* [TASK OBJECTIVE]: Repeat, exactly and completely, the entries shown underneath.
══ PROVIDED RECORDS
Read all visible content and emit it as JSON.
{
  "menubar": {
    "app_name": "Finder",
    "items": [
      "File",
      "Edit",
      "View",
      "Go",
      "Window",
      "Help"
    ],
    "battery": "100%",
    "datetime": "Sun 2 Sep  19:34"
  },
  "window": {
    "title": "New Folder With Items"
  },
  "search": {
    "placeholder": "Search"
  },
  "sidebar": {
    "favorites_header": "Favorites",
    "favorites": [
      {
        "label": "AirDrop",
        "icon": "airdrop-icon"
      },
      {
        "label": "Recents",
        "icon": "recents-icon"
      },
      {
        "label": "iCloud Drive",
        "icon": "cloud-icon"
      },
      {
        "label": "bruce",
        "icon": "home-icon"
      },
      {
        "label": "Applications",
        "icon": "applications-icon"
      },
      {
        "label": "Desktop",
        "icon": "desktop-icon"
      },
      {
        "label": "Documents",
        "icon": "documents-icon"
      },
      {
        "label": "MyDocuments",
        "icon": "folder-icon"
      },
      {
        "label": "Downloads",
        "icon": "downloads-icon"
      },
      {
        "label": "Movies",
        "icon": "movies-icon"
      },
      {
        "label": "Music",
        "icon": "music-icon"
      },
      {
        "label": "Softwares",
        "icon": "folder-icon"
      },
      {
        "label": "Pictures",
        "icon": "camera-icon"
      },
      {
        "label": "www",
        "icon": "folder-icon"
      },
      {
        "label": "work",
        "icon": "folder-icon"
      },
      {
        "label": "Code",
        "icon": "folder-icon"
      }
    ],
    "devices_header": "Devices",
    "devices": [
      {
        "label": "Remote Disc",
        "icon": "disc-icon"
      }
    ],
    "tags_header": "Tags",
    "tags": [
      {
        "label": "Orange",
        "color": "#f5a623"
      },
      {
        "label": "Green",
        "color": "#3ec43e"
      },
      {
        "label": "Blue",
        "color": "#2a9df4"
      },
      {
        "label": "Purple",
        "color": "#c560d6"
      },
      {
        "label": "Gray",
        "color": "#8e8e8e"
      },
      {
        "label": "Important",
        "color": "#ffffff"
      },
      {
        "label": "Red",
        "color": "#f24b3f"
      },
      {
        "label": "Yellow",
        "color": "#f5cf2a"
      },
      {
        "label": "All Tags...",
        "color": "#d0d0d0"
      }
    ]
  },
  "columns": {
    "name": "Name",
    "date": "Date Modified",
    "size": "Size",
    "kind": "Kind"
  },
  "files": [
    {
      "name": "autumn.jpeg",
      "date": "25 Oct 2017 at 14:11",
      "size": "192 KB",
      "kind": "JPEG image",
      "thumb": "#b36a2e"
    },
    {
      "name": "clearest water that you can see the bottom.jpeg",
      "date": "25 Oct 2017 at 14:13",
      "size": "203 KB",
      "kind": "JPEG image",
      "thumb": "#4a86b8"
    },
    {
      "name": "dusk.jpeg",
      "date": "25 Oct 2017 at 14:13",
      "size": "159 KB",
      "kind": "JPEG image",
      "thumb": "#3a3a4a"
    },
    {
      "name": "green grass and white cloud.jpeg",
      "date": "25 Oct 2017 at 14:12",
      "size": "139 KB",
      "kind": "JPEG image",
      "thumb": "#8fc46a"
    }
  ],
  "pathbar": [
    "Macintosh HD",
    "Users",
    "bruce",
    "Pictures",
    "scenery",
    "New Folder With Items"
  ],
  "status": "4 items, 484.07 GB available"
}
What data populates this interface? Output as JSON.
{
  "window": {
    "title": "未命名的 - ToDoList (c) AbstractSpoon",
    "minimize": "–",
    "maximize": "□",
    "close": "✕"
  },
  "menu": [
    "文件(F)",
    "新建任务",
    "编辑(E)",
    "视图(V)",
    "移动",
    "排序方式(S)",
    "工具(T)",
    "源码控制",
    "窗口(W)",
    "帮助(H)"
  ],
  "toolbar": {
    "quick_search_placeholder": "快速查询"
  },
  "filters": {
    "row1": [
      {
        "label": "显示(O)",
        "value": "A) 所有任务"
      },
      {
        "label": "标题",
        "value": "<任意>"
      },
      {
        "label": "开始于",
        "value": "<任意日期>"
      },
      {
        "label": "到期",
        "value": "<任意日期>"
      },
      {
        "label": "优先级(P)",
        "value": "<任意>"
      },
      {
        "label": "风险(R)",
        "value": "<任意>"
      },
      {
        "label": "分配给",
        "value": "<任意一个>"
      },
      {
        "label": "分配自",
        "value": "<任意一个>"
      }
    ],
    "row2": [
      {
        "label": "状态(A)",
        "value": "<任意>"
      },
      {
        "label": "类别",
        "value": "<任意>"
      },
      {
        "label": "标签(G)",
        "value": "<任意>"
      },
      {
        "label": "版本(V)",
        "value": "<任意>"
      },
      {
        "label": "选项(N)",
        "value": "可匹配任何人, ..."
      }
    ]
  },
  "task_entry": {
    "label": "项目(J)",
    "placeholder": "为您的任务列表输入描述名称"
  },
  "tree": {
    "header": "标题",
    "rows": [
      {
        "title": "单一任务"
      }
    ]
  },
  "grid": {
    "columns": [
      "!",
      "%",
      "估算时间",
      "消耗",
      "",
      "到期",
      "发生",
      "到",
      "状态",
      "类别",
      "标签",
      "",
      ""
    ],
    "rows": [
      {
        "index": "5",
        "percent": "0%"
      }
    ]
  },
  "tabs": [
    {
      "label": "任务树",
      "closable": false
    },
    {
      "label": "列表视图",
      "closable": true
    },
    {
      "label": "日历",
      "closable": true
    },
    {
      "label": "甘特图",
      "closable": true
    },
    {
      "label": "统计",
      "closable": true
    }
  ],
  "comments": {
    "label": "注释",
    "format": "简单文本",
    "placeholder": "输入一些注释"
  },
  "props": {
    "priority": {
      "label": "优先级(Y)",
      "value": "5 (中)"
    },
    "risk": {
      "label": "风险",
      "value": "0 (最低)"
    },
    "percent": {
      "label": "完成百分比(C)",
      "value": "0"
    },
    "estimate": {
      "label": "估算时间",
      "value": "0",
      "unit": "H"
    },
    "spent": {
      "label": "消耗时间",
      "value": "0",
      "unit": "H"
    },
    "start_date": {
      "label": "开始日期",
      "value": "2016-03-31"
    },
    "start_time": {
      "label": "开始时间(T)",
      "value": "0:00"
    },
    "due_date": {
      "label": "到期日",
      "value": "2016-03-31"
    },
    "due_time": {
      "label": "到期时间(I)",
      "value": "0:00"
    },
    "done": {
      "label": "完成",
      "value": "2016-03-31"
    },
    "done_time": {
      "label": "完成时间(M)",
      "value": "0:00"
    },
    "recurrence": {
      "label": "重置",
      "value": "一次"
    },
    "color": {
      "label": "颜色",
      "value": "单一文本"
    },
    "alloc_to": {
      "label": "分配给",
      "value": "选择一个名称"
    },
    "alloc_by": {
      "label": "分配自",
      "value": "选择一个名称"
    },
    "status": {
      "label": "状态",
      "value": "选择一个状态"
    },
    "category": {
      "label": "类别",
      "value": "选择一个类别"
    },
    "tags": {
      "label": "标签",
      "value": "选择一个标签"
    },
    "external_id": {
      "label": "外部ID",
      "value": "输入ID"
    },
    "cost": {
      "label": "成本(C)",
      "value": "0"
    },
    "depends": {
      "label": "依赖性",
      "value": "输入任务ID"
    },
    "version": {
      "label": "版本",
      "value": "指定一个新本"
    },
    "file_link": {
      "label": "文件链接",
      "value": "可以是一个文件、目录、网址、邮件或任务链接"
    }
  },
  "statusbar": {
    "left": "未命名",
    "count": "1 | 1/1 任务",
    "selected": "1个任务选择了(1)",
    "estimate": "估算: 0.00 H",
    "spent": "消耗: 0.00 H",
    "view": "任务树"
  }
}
════
* [EXPECTED OUTPUT]:
Read all visible content and emit it as JSON.
{
  "menubar": {
    "app_name": "Finder",
    "items": [
      "File",
      "Edit",
      "View",
      "Go",
      "Window",
      "Help"
    ],
    "battery": "100%",
    "datetime": "Sun 2 Sep  19:34"
  },
  "window": {
    "title": "New Folder With Items"
  },
  "search": {
    "placeholder": "Search"
  },
  "sidebar": {
    "favorites_header": "Favorites",
    "favorites": [
      {
        "label": "AirDrop",
        "icon": "airdrop-icon"
      },
      {
        "label": "Recents",
        "icon": "recents-icon"
      },
      {
        "label": "iCloud Drive",
        "icon": "cloud-icon"
      },
      {
        "label": "bruce",
        "icon": "home-icon"
      },
      {
        "label": "Applications",
        "icon": "applications-icon"
      },
      {
        "label": "Desktop",
        "icon": "desktop-icon"
      },
      {
        "label": "Documents",
        "icon": "documents-icon"
      },
      {
        "label": "MyDocuments",
        "icon": "folder-icon"
      },
      {
        "label": "Downloads",
        "icon": "downloads-icon"
      },
      {
        "label": "Movies",
        "icon": "movies-icon"
      },
      {
        "label": "Music",
        "icon": "music-icon"
      },
      {
        "label": "Softwares",
        "icon": "folder-icon"
      },
      {
        "label": "Pictures",
        "icon": "camera-icon"
      },
      {
        "label": "www",
        "icon": "folder-icon"
      },
      {
        "label": "work",
        "icon": "folder-icon"
      },
      {
        "label": "Code",
        "icon": "folder-icon"
      }
    ],
    "devices_header": "Devices",
    "devices": [
      {
        "label": "Remote Disc",
        "icon": "disc-icon"
      }
    ],
    "tags_header": "Tags",
    "tags": [
      {
        "label": "Orange",
        "color": "#f5a623"
      },
      {
        "label": "Green",
        "color": "#3ec43e"
      },
      {
        "label": "Blue",
        "color": "#2a9df4"
      },
      {
        "label": "Purple",
        "color": "#c560d6"
      },
      {
        "label": "Gray",
        "color": "#8e8e8e"
      },
      {
        "label": "Important",
        "color": "#ffffff"
      },
      {
        "label": "Red",
        "color": "#f24b3f"
      },
      {
        "label": "Yellow",
        "color": "#f5cf2a"
      },
      {
        "label": "All Tags...",
        "color": "#d0d0d0"
      }
    ]
  },
  "columns": {
    "name": "Name",
    "date": "Date Modified",
    "size": "Size",
    "kind": "Kind"
  },
  "files": [
    {
      "name": "autumn.jpeg",
      "date": "25 Oct 2017 at 14:11",
      "size": "192 KB",
      "kind": "JPEG image",
      "thumb": "#b36a2e"
    },
    {
      "name": "clearest water that you can see the bottom.jpeg",
      "date": "25 Oct 2017 at 14:13",
      "size": "203 KB",
      "kind": "JPEG image",
      "thumb": "#4a86b8"
    },
    {
      "name": "dusk.jpeg",
      "date": "25 Oct 2017 at 14:13",
      "size": "159 KB",
      "kind": "JPEG image",
      "thumb": "#3a3a4a"
    },
    {
      "name": "green grass and white cloud.jpeg",
      "date": "25 Oct 2017 at 14:12",
      "size": "139 KB",
      "kind": "JPEG image",
      "thumb": "#8fc46a"
    }
  ],
  "pathbar": [
    "Macintosh HD",
    "Users",
    "bruce",
    "Pictures",
    "scenery",
    "New Folder With Items"
  ],
  "status": "4 items, 484.07 GB available"
}
What data populates this interface? Output as JSON.
{
  "window": {
    "title": "未命名的 - ToDoList (c) AbstractSpoon",
    "minimize": "–",
    "maximize": "□",
    "close": "✕"
  },
  "menu": [
    "文件(F)",
    "新建任务",
    "编辑(E)",
    "视图(V)",
    "移动",
    "排序方式(S)",
    "工具(T)",
    "源码控制",
    "窗口(W)",
    "帮助(H)"
  ],
  "toolbar": {
    "quick_search_placeholder": "快速查询"
  },
  "filters": {
    "row1": [
      {
        "label": "显示(O)",
        "value": "A) 所有任务"
      },
      {
        "label": "标题",
        "value": "<任意>"
      },
      {
        "label": "开始于",
        "value": "<任意日期>"
      },
      {
        "label": "到期",
        "value": "<任意日期>"
      },
      {
        "label": "优先级(P)",
        "value": "<任意>"
      },
      {
        "label": "风险(R)",
        "value": "<任意>"
      },
      {
        "label": "分配给",
        "value": "<任意一个>"
      },
      {
        "label": "分配自",
        "value": "<任意一个>"
      }
    ],
    "row2": [
      {
        "label": "状态(A)",
        "value": "<任意>"
      },
      {
        "label": "类别",
        "value": "<任意>"
      },
      {
        "label": "标签(G)",
        "value": "<任意>"
      },
      {
        "label": "版本(V)",
        "value": "<任意>"
      },
      {
        "label": "选项(N)",
        "value": "可匹配任何人, ..."
      }
    ]
  },
  "task_entry": {
    "label": "项目(J)",
    "placeholder": "为您的任务列表输入描述名称"
  },
  "tree": {
    "header": "标题",
    "rows": [
      {
        "title": "单一任务"
      }
    ]
  },
  "grid": {
    "columns": [
      "!",
      "%",
      "估算时间",
      "消耗",
      "",
      "到期",
      "发生",
      "到",
      "状态",
      "类别",
      "标签",
      "",
      ""
    ],
    "rows": [
      {
        "index": "5",
        "percent": "0%"
      }
    ]
  },
  "tabs": [
    {
      "label": "任务树",
      "closable": false
    },
    {
      "label": "列表视图",
      "closable": true
    },
    {
      "label": "日历",
      "closable": true
    },
    {
      "label": "甘特图",
      "closable": true
    },
    {
      "label": "统计",
      "closable": true
    }
  ],
  "comments": {
    "label": "注释",
    "format": "简单文本",
    "placeholder": "输入一些注释"
  },
  "props": {
    "priority": {
      "label": "优先级(Y)",
      "value": "5 (中)"
    },
    "risk": {
      "label": "风险",
      "value": "0 (最低)"
    },
    "percent": {
      "label": "完成百分比(C)",
      "value": "0"
    },
    "estimate": {
      "label": "估算时间",
      "value": "0",
      "unit": "H"
    },
    "spent": {
      "label": "消耗时间",
      "value": "0",
      "unit": "H"
    },
    "start_date": {
      "label": "开始日期",
      "value": "2016-03-31"
    },
    "start_time": {
      "label": "开始时间(T)",
      "value": "0:00"
    },
    "due_date": {
      "label": "到期日",
      "value": "2016-03-31"
    },
    "due_time": {
      "label": "到期时间(I)",
      "value": "0:00"
    },
    "done": {
      "label": "完成",
      "value": "2016-03-31"
    },
    "done_time": {
      "label": "完成时间(M)",
      "value": "0:00"
    },
    "recurrence": {
      "label": "重置",
      "value": "一次"
    },
    "color": {
      "label": "颜色",
      "value": "单一文本"
    },
    "alloc_to": {
      "label": "分配给",
      "value": "选择一个名称"
    },
    "alloc_by": {
      "label": "分配自",
      "value": "选择一个名称"
    },
    "status": {
      "label": "状态",
      "value": "选择一个状态"
    },
    "category": {
      "label": "类别",
      "value": "选择一个类别"
    },
    "tags": {
      "label": "标签",
      "value": "选择一个标签"
    },
    "external_id": {
      "label": "外部ID",
      "value": "输入ID"
    },
    "cost": {
      "label": "成本(C)",
      "value": "0"
    },
    "depends": {
      "label": "依赖性",
      "value": "输入任务ID"
    },
    "version": {
      "label": "版本",
      "value": "指定一个新本"
    },
    "file_link": {
      "label": "文件链接",
      "value": "可以是一个文件、目录、网址、邮件或任务链接"
    }
  },
  "statusbar": {
    "left": "未命名",
    "count": "1 | 1/1 任务",
    "selected": "1个任务选择了(1)",
    "estimate": "估算: 0.00 H",
    "spent": "消耗: 0.00 H",
    "view": "任务树"
  }
}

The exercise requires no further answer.